──────── Document excerpt ────────

Re: [PATCH 2/6] pack-bitmap: prepare to read lookup table extension

[Date Prev][Date Next][Thread Prev][Thread Next][Date Index][Thread Index]

 



On Mon, Jun 20, 2022 at 12:33:10PM +0000, Abhradeep Chakraborty via GitGitGadget wrote:
> From: Abhradeep Chakraborty <chakrabortyabhradeep79@xxxxxxxxx>
>
> Bitmap lookup table extension can let git to parse only the necessary
> bitmaps without loading the previous bitmaps one by one.
>
> Teach git to read and use the bitmap lookup table extension.
>
> Co-Authored-by: Taylor Blau <ttaylorr@xxxxxxxxxx>
> Mentored-by: Taylor Blau <ttaylorr@xxxxxxxxxx>
> Co-Mentored-by: Kaartic Sivaraam <kaartic.sivaraam@xxxxxxxxx>
> Signed-off-by: Abhradeep Chakraborty <chakrabortyabhradeep79@xxxxxxxxx>
> ---
>  pack-bitmap.c | 172 ++++++++++++++++++++++++++++++++++++++++++++++++--
>  pack-bitmap.h |   1 +
>  2 files changed, 166 insertions(+), 7 deletions(-)
>
> diff --git a/pack-bitmap.c b/pack-bitmap.c
> index 36134222d7a..d5e5973a79f 100644
> --- a/pack-bitmap.c
> +++ b/pack-bitmap.c
> @@ -15,6 +15,7 @@
>  #include "list-objects-filter-options.h"
>  #include "midx.h"
>  #include "config.h"
> +#include "hash-lookup.h"
>
>  /*
>   * An entry on the bitmap index, representing the bitmap for a given
> @@ -82,6 +83,13 @@ struct bitmap_index {
>  	/* The checksum of the packfile or MIDX; points into map. */
>  	const unsigned char *checksum;
>
> +	/*
> +	 * If not NULL, these point into the various commit table sections
> +	 * (within map).
> +	 */
> +	unsigned char *table_lookup;
> +	unsigned char *table_offsets;
> +

If table_offsets ends up being a list of just offsets, we could assign
this to the appropriate type, e.g., 'uint64_t *'. We would want to
avoid using a type whose width is platform dependent, like off_t.

But if you end up taking my suggestion from a previous response (of
making each entry in the offset table a triple of commit, offset, and
xor position), make sure to _not_ get tempted to define a struct and
assign table_lookup to be a pointer of that structure type.

That's because even though the struct *should* be packed as you expect,
the packing is mostly up to the compiler, so you can't guarantee its
members won't have padding between them or at the end of the struct for
alignment purposes.

──────── Given material ────────

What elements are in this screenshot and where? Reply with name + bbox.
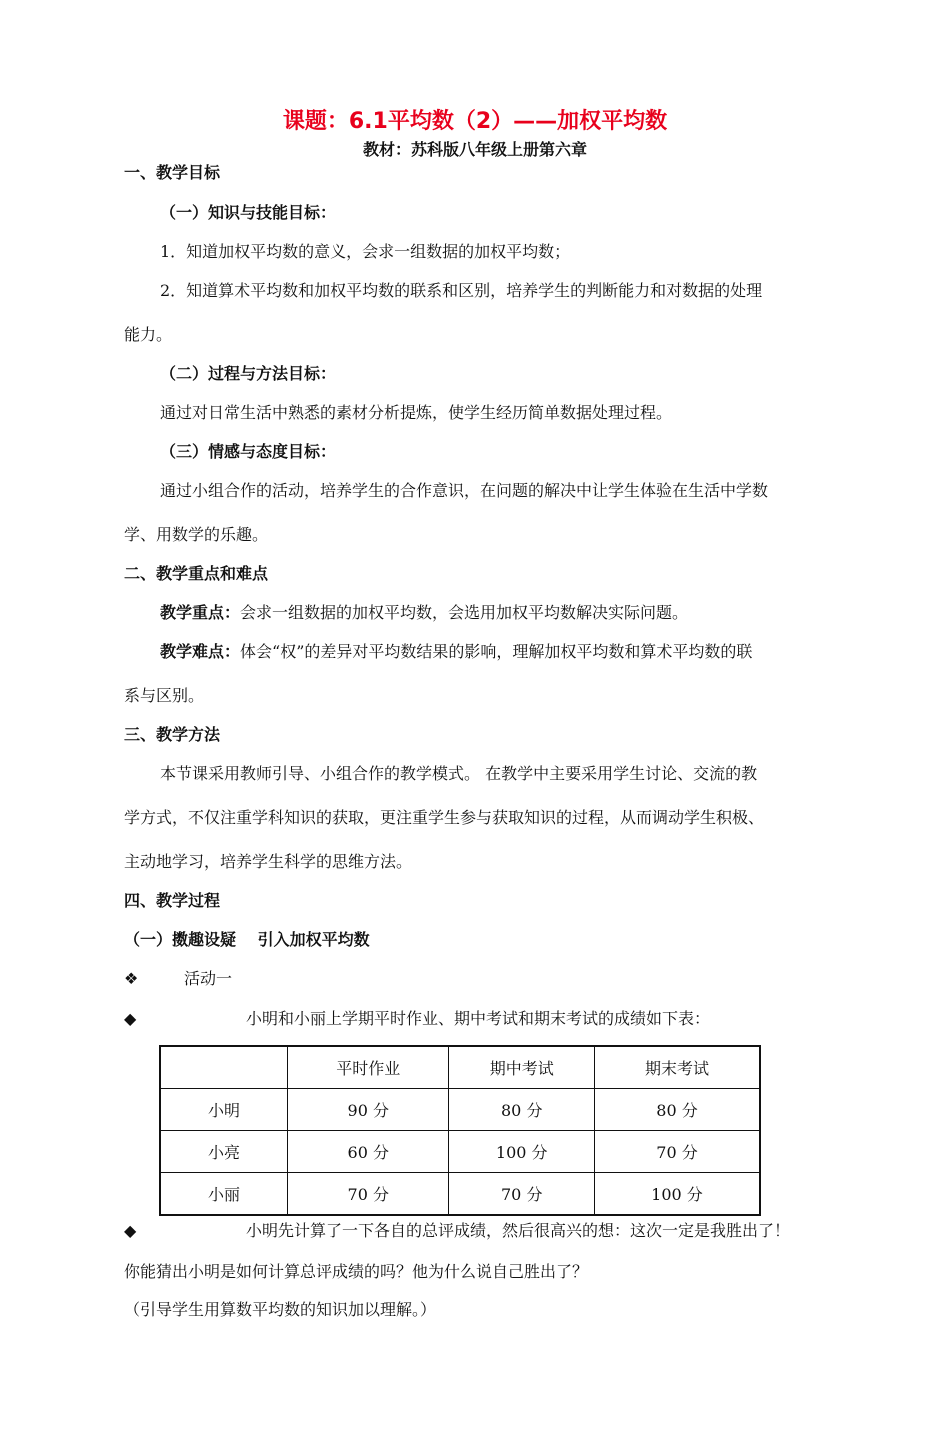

────────

Written problem 1: In the patch review, which type does the reviewer name as one to avoid because its width is platform dependent?
Written problem 2: Repeat the part of the patch review that begins at the words "On Mon, Jun" and stops after "lookup table extension.".
The material stands apart from the patch review.

Task output 1: off_t

Task output 2:
On Mon, Jun 20, 2022 at 12:33:10PM +0000, Abhradeep Chakraborty via GitGitGadget wrote:
> From: Abhradeep Chakraborty <chakrabortyabhradeep79@xxxxxxxxx>
>
> Bitmap lookup table extension can let git to parse only the necessary
> bitmaps without loading the previous bitmaps one by one.
>
> Teach git to read and use the bitmap lookup table extension.